WHAT TO PRODUCE: Would you return the complete listing below word for word?
━━━ MATERIAL SHOWN ━━━
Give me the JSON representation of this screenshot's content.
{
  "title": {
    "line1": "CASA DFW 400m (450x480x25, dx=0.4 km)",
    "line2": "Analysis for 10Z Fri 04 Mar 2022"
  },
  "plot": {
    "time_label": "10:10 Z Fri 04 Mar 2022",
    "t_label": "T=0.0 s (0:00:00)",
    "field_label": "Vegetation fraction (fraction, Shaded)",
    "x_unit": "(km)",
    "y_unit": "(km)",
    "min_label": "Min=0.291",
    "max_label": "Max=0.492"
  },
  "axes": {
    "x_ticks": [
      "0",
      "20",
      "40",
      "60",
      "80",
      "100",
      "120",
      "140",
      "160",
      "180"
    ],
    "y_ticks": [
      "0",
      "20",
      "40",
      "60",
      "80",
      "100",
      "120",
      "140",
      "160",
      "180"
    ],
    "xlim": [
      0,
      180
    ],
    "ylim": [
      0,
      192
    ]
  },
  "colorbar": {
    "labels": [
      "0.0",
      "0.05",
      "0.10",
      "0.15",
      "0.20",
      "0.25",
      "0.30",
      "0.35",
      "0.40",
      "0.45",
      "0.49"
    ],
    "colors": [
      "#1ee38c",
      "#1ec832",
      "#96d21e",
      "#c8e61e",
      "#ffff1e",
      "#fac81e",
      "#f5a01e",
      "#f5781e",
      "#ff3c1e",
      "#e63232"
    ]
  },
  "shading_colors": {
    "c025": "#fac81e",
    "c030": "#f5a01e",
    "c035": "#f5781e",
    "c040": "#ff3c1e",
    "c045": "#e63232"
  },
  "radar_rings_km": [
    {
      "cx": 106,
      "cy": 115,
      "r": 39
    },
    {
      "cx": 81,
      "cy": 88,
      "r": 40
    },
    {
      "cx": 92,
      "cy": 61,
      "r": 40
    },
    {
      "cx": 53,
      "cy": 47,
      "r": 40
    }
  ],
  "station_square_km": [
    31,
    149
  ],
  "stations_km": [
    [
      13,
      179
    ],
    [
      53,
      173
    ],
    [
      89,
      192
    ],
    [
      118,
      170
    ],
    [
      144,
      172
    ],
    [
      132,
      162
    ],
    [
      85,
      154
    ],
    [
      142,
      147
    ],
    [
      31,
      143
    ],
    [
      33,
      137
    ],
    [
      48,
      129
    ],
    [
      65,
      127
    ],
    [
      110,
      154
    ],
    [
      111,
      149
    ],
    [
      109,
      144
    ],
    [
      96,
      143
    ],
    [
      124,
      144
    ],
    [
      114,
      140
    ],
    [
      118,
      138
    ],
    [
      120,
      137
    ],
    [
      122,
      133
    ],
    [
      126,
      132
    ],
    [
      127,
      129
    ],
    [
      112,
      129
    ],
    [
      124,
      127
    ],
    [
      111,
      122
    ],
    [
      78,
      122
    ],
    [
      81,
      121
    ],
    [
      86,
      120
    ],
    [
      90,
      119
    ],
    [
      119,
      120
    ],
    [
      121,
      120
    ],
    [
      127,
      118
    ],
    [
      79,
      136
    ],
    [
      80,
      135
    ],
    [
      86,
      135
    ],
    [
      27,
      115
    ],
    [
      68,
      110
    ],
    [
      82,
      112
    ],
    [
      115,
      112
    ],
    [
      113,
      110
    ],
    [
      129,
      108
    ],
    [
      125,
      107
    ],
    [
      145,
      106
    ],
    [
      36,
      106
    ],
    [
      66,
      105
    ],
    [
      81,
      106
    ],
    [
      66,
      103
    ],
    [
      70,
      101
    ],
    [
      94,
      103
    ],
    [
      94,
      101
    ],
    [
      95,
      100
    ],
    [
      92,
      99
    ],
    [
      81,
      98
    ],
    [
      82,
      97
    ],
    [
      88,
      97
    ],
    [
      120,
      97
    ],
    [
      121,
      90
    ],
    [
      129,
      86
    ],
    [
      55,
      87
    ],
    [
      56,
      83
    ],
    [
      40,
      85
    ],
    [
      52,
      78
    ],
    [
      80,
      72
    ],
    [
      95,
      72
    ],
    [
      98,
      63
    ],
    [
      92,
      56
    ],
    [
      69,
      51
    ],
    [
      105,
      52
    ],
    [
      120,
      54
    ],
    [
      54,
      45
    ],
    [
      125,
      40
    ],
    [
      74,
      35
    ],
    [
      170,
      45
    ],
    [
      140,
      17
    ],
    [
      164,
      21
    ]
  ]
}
━━━
OUTPUT OF THE EXERCISE:
Give me the JSON representation of this screenshot's content.
{
  "title": {
    "line1": "CASA DFW 400m (450x480x25, dx=0.4 km)",
    "line2": "Analysis for 10Z Fri 04 Mar 2022"
  },
  "plot": {
    "time_label": "10:10 Z Fri 04 Mar 2022",
    "t_label": "T=0.0 s (0:00:00)",
    "field_label": "Vegetation fraction (fraction, Shaded)",
    "x_unit": "(km)",
    "y_unit": "(km)",
    "min_label": "Min=0.291",
    "max_label": "Max=0.492"
  },
  "axes": {
    "x_ticks": [
      "0",
      "20",
      "40",
      "60",
      "80",
      "100",
      "120",
      "140",
      "160",
      "180"
    ],
    "y_ticks": [
      "0",
      "20",
      "40",
      "60",
      "80",
      "100",
      "120",
      "140",
      "160",
      "180"
    ],
    "xlim": [
      0,
      180
    ],
    "ylim": [
      0,
      192
    ]
  },
  "colorbar": {
    "labels": [
      "0.0",
      "0.05",
      "0.10",
      "0.15",
      "0.20",
      "0.25",
      "0.30",
      "0.35",
      "0.40",
      "0.45",
      "0.49"
    ],
    "colors": [
      "#1ee38c",
      "#1ec832",
      "#96d21e",
      "#c8e61e",
      "#ffff1e",
      "#fac81e",
      "#f5a01e",
      "#f5781e",
      "#ff3c1e",
      "#e63232"
    ]
  },
  "shading_colors": {
    "c025": "#fac81e",
    "c030": "#f5a01e",
    "c035": "#f5781e",
    "c040": "#ff3c1e",
    "c045": "#e63232"
  },
  "radar_rings_km": [
    {
      "cx": 106,
      "cy": 115,
      "r": 39
    },
    {
      "cx": 81,
      "cy": 88,
      "r": 40
    },
    {
      "cx": 92,
      "cy": 61,
      "r": 40
    },
    {
      "cx": 53,
      "cy": 47,
      "r": 40
    }
  ],
  "station_square_km": [
    31,
    149
  ],
  "stations_km": [
    [
      13,
      179
    ],
    [
      53,
      173
    ],
    [
      89,
      192
    ],
    [
      118,
      170
    ],
    [
      144,
      172
    ],
    [
      132,
      162
    ],
    [
      85,
      154
    ],
    [
      142,
      147
    ],
    [
      31,
      143
    ],
    [
      33,
      137
    ],
    [
      48,
      129
    ],
    [
      65,
      127
    ],
    [
      110,
      154
    ],
    [
      111,
      149
    ],
    [
      109,
      144
    ],
    [
      96,
      143
    ],
    [
      124,
      144
    ],
    [
      114,
      140
    ],
    [
      118,
      138
    ],
    [
      120,
      137
    ],
    [
      122,
      133
    ],
    [
      126,
      132
    ],
    [
      127,
      129
    ],
    [
      112,
      129
    ],
    [
      124,
      127
    ],
    [
      111,
      122
    ],
    [
      78,
      122
    ],
    [
      81,
      121
    ],
    [
      86,
      120
    ],
    [
      90,
      119
    ],
    [
      119,
      120
    ],
    [
      121,
      120
    ],
    [
      127,
      118
    ],
    [
      79,
      136
    ],
    [
      80,
      135
    ],
    [
      86,
      135
    ],
    [
      27,
      115
    ],
    [
      68,
      110
    ],
    [
      82,
      112
    ],
    [
      115,
      112
    ],
    [
      113,
      110
    ],
    [
      129,
      108
    ],
    [
      125,
      107
    ],
    [
      145,
      106
    ],
    [
      36,
      106
    ],
    [
      66,
      105
    ],
    [
      81,
      106
    ],
    [
      66,
      103
    ],
    [
      70,
      101
    ],
    [
      94,
      103
    ],
    [
      94,
      101
    ],
    [
      95,
      100
    ],
    [
      92,
      99
    ],
    [
      81,
      98
    ],
    [
      82,
      97
    ],
    [
      88,
      97
    ],
    [
      120,
      97
    ],
    [
      121,
      90
    ],
    [
      129,
      86
    ],
    [
      55,
      87
    ],
    [
      56,
      83
    ],
    [
      40,
      85
    ],
    [
      52,
      78
    ],
    [
      80,
      72
    ],
    [
      95,
      72
    ],
    [
      98,
      63
    ],
    [
      92,
      56
    ],
    [
      69,
      51
    ],
    [
      105,
      52
    ],
    [
      120,
      54
    ],
    [
      54,
      45
    ],
    [
      125,
      40
    ],
    [
      74,
      35
    ],
    [
      170,
      45
    ],
    [
      140,
      17
    ],
    [
      164,
      21
    ]
  ]
}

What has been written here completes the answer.